WRITTEN EXERCISE
Reproduce every record exactly as it appears, but not the pictures.

## Begin TASK DATA

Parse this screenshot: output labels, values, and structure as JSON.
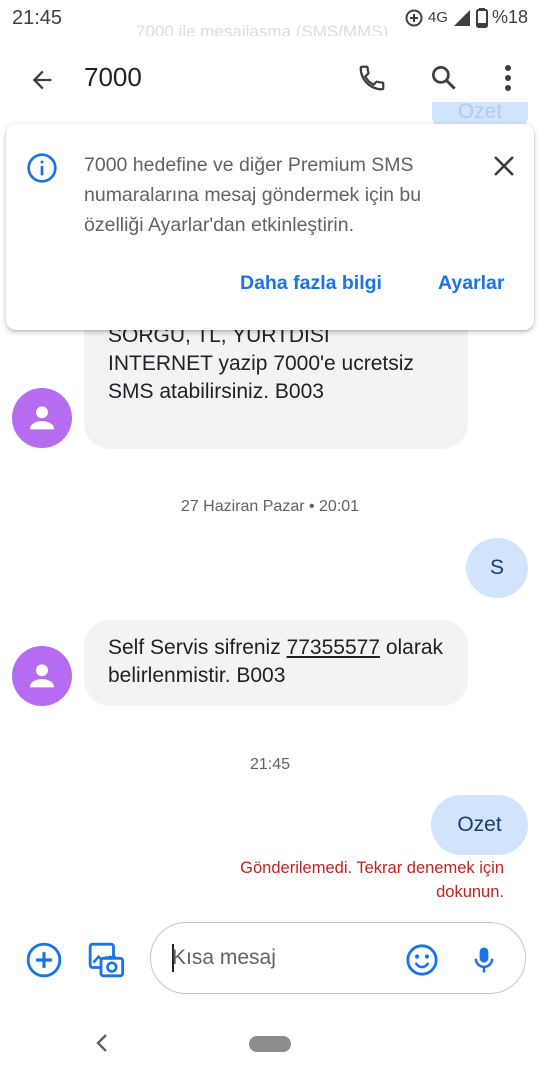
{
  "status_bar": {
    "time": "21:45",
    "network": "4G",
    "battery": "%18"
  },
  "background_title": "7000 ile mesajlaşma (SMS/MMS)",
  "app_bar": {
    "title": "7000",
    "icons": [
      "back-arrow-icon",
      "phone-icon",
      "search-icon",
      "more-vert-icon"
    ]
  },
  "info_card": {
    "text": "7000 hedefine ve diğer Premium SMS numaralarına mesaj göndermek için bu özelliği Ayarlar'dan etkinleştirin.",
    "learn_more": "Daha fazla bilgi",
    "settings": "Ayarlar"
  },
  "messages": {
    "first": {
      "partial_line": "SORGU, TL, YURTDISI",
      "body": "INTERNET yazip 7000'e ucretsiz SMS atabilirsiniz. B003"
    },
    "date_1": "27 Haziran Pazar • 20:01",
    "outgoing_1": "S",
    "second": {
      "prefix": "Self Servis sifreniz ",
      "code": "77355577",
      "suffix": " olarak belirlenmistir. B003"
    },
    "date_2": "21:45",
    "outgoing_2": "Ozet",
    "error": "Gönderilemedi. Tekrar denemek için dokunun."
  },
  "composer": {
    "placeholder": "Kısa mesaj"
  },
  "colors": {
    "accent": "#1a73e8",
    "avatar": "#b56cf0",
    "outgoing_bubble": "#d2e3fc",
    "incoming_bubble": "#f1f3f4",
    "error": "#c5221f"
  }
}
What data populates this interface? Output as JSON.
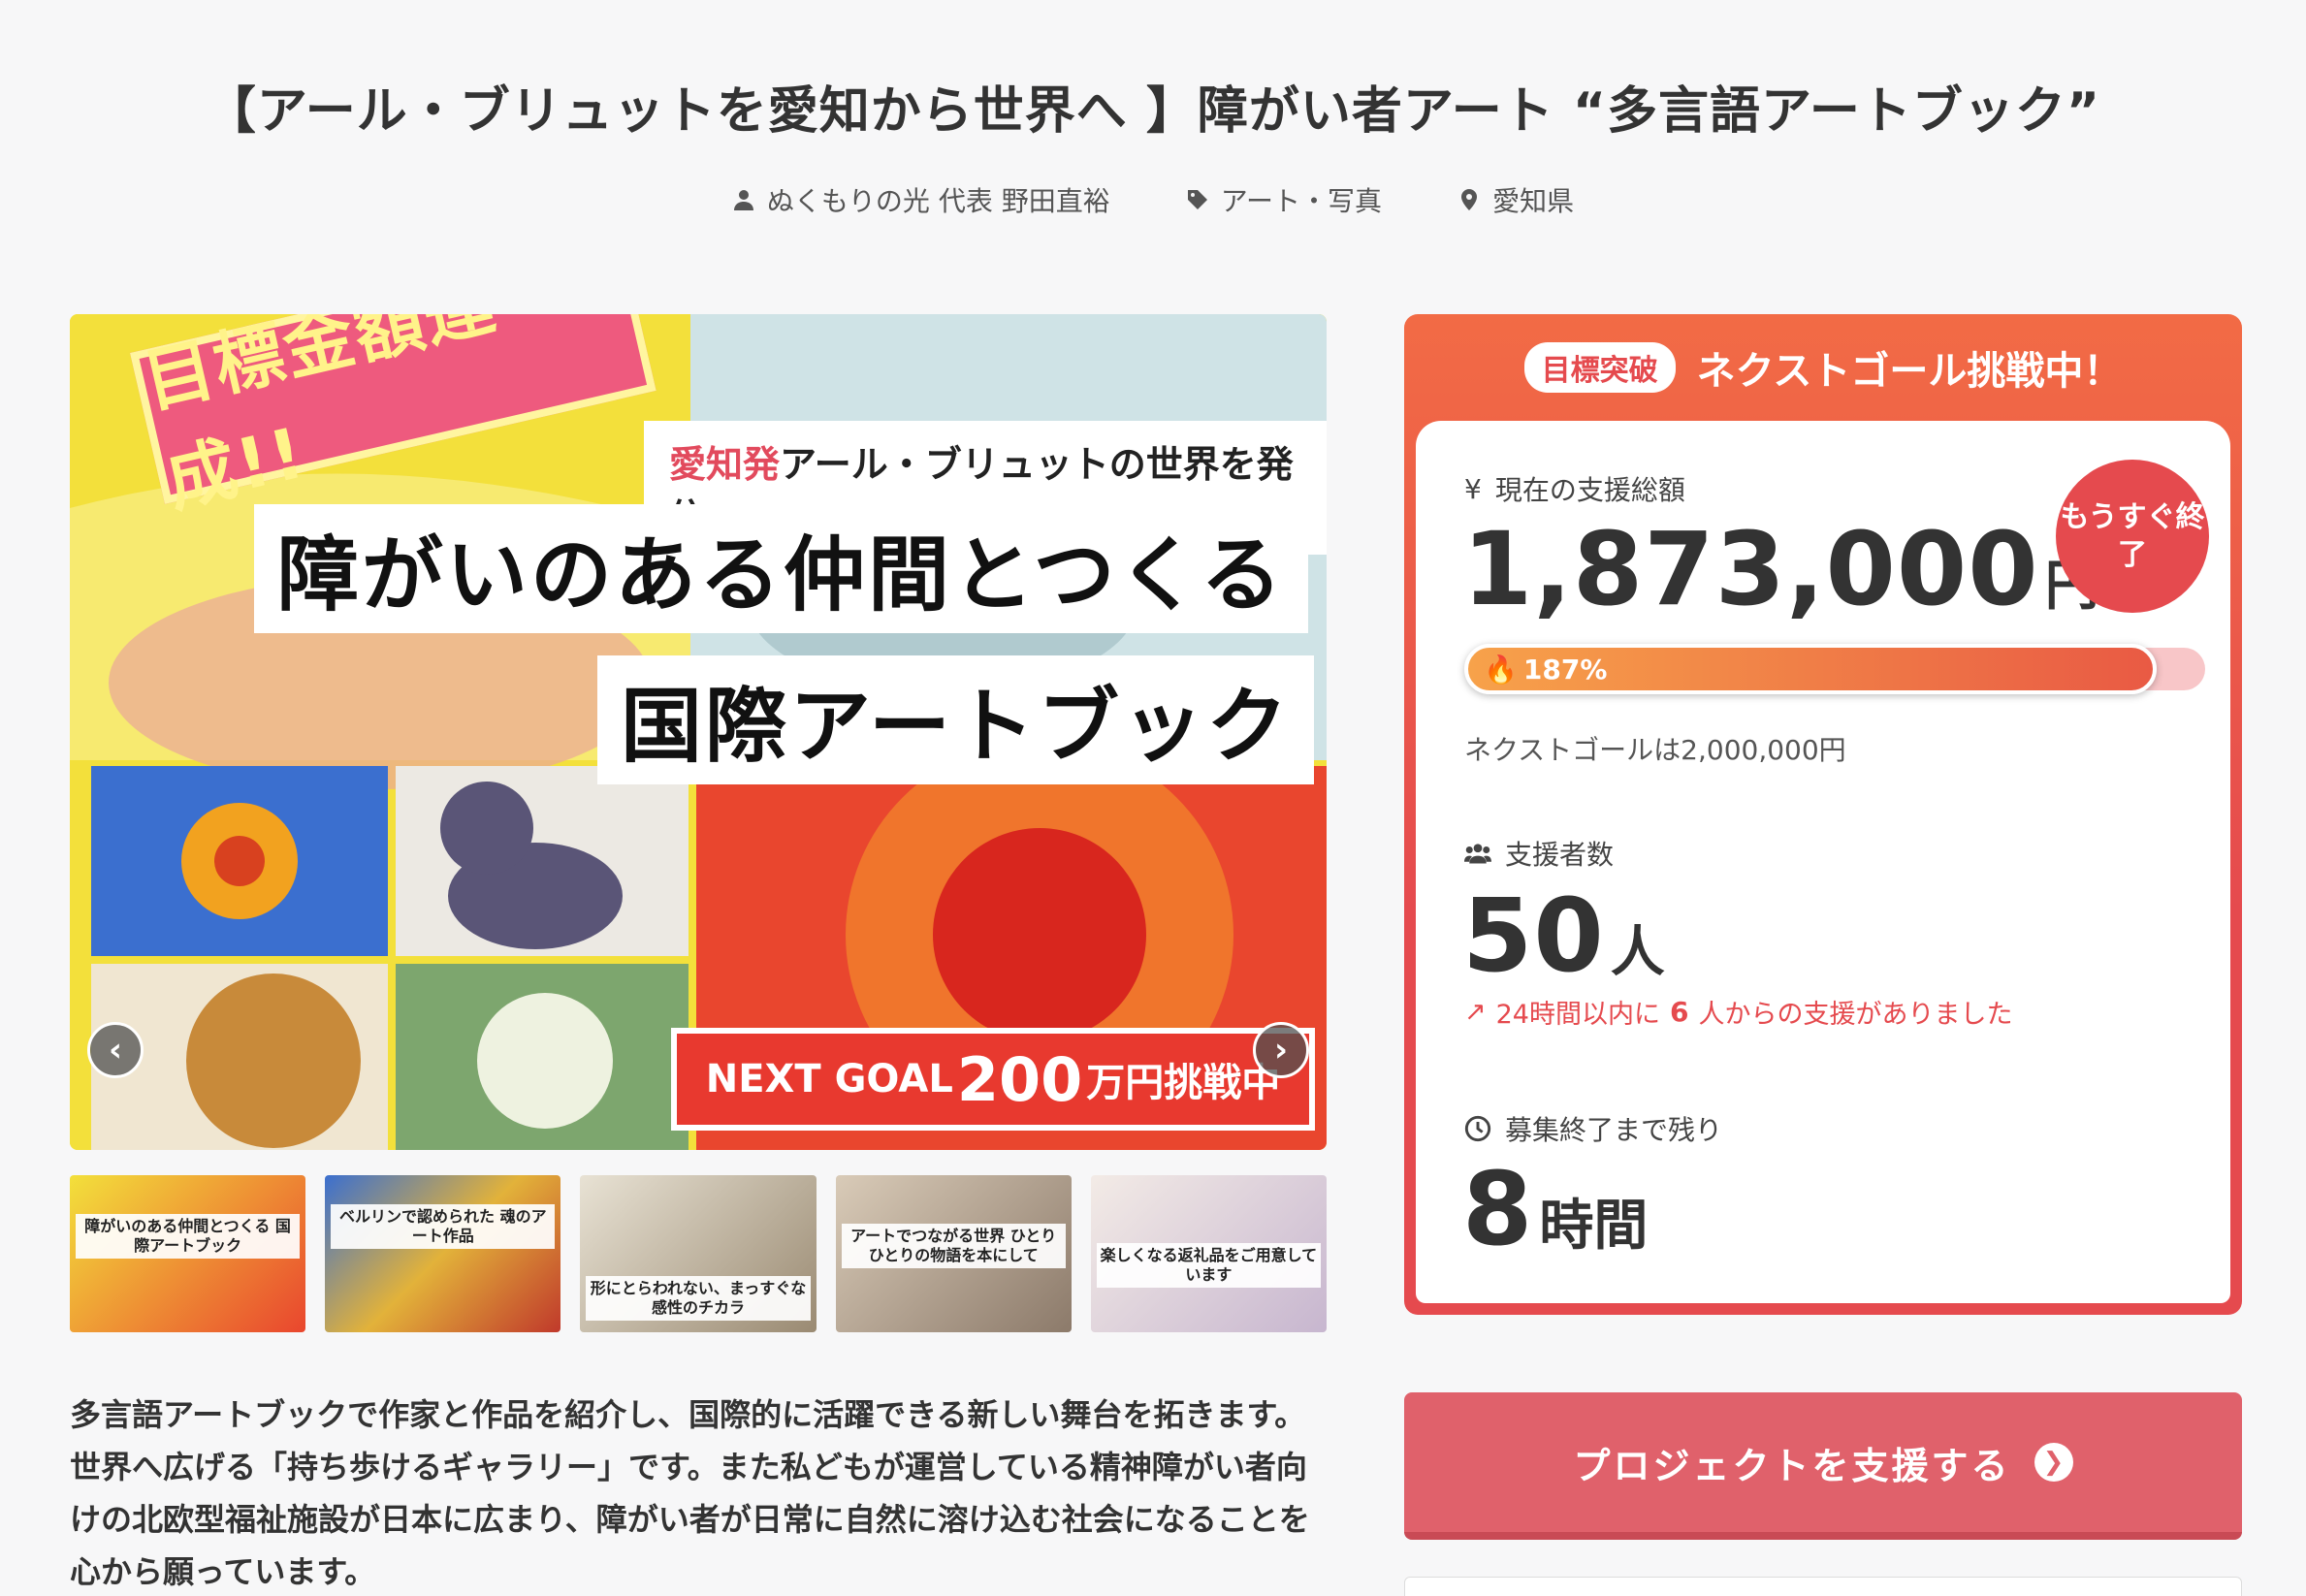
{
  "project": {
    "title": "【アール・ブリュットを愛知から世界へ 】障がい者アート “多言語アートブック”",
    "owner": "ぬくもりの光 代表 野田直裕",
    "category": "アート・写真",
    "location": "愛知県"
  },
  "hero": {
    "ribbon": "目標金額達成!!",
    "sub_red": "愛知発",
    "sub_rest": "アール・ブリュットの世界を発信",
    "line1": "障がいのある仲間とつくる",
    "line2": "国際アートブック",
    "next_goal_prefix": "NEXT GOAL",
    "next_goal_amount": "200",
    "next_goal_suffix": "万円挑戦中",
    "prev_label": "‹",
    "next_label": "›"
  },
  "thumbnails": [
    {
      "caption": "障がいのある仲間とつくる 国際アートブック"
    },
    {
      "caption": "ベルリンで認められた 魂のアート作品"
    },
    {
      "caption": "形にとらわれない、まっすぐな感性のチカラ"
    },
    {
      "caption": "アートでつながる世界 ひとりひとりの物語を本にして"
    },
    {
      "caption": "楽しくなる返礼品をご用意しています"
    }
  ],
  "description": "多言語アートブックで作家と作品を紹介し、国際的に活躍できる新しい舞台を拓きます。世界へ広げる「持ち歩けるギャラリー」です。また私どもが運営している精神障がい者向けの北欧型福祉施設が日本に広まり、障がい者が日常に自然に溶け込む社会になることを心から願っています。",
  "panel": {
    "badge": "目標突破",
    "heading": "ネクストゴール挑戦中！",
    "total_label": "現在の支援総額",
    "total_amount": "1,873,000",
    "total_unit": "円",
    "ending_soon": "もうすぐ終了",
    "progress_percent": 187,
    "progress_label": "187%",
    "progress_fill_fraction": 0.935,
    "next_goal_text": "ネクストゴールは2,000,000円",
    "backers_label": "支援者数",
    "backers_count": "50",
    "backers_unit": "人",
    "recent_prefix": "24時間以内に",
    "recent_count": "6",
    "recent_suffix": "人からの支援がありました",
    "remaining_label": "募集終了まで残り",
    "remaining_value": "8",
    "remaining_unit": "時間"
  },
  "cta": {
    "label": "プロジェクトを支援する"
  },
  "colors": {
    "accent": "#e54a4e",
    "cta": "#e0616b",
    "progress_start": "#f7a24a",
    "progress_end": "#e95a44"
  }
}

## End TASK DATA

COMPLETED TASK
Parse this screenshot: output labels, values, and structure as JSON.
{
  "status_bar": {
    "time": "21:45",
    "network": "4G",
    "battery": "%18"
  },
  "background_title": "7000 ile mesajlaşma (SMS/MMS)",
  "app_bar": {
    "title": "7000",
    "icons": [
      "back-arrow-icon",
      "phone-icon",
      "search-icon",
      "more-vert-icon"
    ]
  },
  "info_card": {
    "text": "7000 hedefine ve diğer Premium SMS numaralarına mesaj göndermek için bu özelliği Ayarlar'dan etkinleştirin.",
    "learn_more": "Daha fazla bilgi",
    "settings": "Ayarlar"
  },
  "messages": {
    "first": {
      "partial_line": "SORGU, TL, YURTDISI",
      "body": "INTERNET yazip 7000'e ucretsiz SMS atabilirsiniz. B003"
    },
    "date_1": "27 Haziran Pazar • 20:01",
    "outgoing_1": "S",
    "second": {
      "prefix": "Self Servis sifreniz ",
      "code": "77355577",
      "suffix": " olarak belirlenmistir. B003"
    },
    "date_2": "21:45",
    "outgoing_2": "Ozet",
    "error": "Gönderilemedi. Tekrar denemek için dokunun."
  },
  "composer": {
    "placeholder": "Kısa mesaj"
  },
  "colors": {
    "accent": "#1a73e8",
    "avatar": "#b56cf0",
    "outgoing_bubble": "#d2e3fc",
    "incoming_bubble": "#f1f3f4",
    "error": "#c5221f"
  }
}
What data populates this interface? Output as JSON.
{
  "project": {
    "title": "【アール・ブリュットを愛知から世界へ 】障がい者アート “多言語アートブック”",
    "owner": "ぬくもりの光 代表 野田直裕",
    "category": "アート・写真",
    "location": "愛知県"
  },
  "hero": {
    "ribbon": "目標金額達成!!",
    "sub_red": "愛知発",
    "sub_rest": "アール・ブリュットの世界を発信",
    "line1": "障がいのある仲間とつくる",
    "line2": "国際アートブック",
    "next_goal_prefix": "NEXT GOAL",
    "next_goal_amount": "200",
    "next_goal_suffix": "万円挑戦中",
    "prev_label": "‹",
    "next_label": "›"
  },
  "thumbnails": [
    {
      "caption": "障がいのある仲間とつくる 国際アートブック"
    },
    {
      "caption": "ベルリンで認められた 魂のアート作品"
    },
    {
      "caption": "形にとらわれない、まっすぐな感性のチカラ"
    },
    {
      "caption": "アートでつながる世界 ひとりひとりの物語を本にして"
    },
    {
      "caption": "楽しくなる返礼品をご用意しています"
    }
  ],
  "description": "多言語アートブックで作家と作品を紹介し、国際的に活躍できる新しい舞台を拓きます。世界へ広げる「持ち歩けるギャラリー」です。また私どもが運営している精神障がい者向けの北欧型福祉施設が日本に広まり、障がい者が日常に自然に溶け込む社会になることを心から願っています。",
  "panel": {
    "badge": "目標突破",
    "heading": "ネクストゴール挑戦中！",
    "total_label": "現在の支援総額",
    "total_amount": "1,873,000",
    "total_unit": "円",
    "ending_soon": "もうすぐ終了",
    "progress_percent": 187,
    "progress_label": "187%",
    "progress_fill_fraction": 0.935,
    "next_goal_text": "ネクストゴールは2,000,000円",
    "backers_label": "支援者数",
    "backers_count": "50",
    "backers_unit": "人",
    "recent_prefix": "24時間以内に",
    "recent_count": "6",
    "recent_suffix": "人からの支援がありました",
    "remaining_label": "募集終了まで残り",
    "remaining_value": "8",
    "remaining_unit": "時間"
  },
  "cta": {
    "label": "プロジェクトを支援する"
  },
  "colors": {
    "accent": "#e54a4e",
    "cta": "#e0616b",
    "progress_start": "#f7a24a",
    "progress_end": "#e95a44"
  }
}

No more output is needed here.